%%

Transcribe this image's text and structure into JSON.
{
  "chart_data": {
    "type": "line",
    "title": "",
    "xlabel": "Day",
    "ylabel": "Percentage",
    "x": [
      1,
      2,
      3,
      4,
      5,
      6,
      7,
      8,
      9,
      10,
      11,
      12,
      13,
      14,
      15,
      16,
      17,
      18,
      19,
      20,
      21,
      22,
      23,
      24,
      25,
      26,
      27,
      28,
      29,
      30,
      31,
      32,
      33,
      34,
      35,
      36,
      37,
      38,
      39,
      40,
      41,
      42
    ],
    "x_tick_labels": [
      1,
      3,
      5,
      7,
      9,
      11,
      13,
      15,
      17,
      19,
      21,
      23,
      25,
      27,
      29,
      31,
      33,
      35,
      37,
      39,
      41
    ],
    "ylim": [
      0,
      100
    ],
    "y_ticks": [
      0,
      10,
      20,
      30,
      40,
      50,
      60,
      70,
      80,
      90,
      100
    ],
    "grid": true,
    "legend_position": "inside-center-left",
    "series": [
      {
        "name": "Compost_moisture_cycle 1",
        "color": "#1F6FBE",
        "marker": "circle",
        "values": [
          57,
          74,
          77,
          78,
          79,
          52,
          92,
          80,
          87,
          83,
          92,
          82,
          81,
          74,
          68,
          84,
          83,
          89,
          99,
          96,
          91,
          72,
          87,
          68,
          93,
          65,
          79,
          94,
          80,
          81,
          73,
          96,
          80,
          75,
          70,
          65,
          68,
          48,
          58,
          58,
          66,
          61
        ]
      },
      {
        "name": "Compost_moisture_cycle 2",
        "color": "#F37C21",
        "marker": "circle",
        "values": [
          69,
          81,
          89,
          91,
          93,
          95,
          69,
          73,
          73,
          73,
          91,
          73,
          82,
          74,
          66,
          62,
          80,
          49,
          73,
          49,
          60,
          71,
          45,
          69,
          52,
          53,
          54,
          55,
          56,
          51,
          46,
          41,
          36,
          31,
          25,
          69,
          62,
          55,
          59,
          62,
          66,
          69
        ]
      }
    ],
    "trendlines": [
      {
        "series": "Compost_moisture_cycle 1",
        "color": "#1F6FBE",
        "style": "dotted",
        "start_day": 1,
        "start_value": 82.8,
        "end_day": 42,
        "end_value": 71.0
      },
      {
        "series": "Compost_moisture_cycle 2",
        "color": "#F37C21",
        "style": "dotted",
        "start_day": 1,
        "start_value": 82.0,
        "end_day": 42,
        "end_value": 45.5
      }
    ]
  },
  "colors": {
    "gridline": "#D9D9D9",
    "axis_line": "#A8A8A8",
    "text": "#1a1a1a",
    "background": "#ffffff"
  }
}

%%

EXERCISE:
Show, from the listing above, each line that contains the word "text".

TASK SOLUTION:
Transcribe this image's text and structure into JSON.
    "text": "#1a1a1a",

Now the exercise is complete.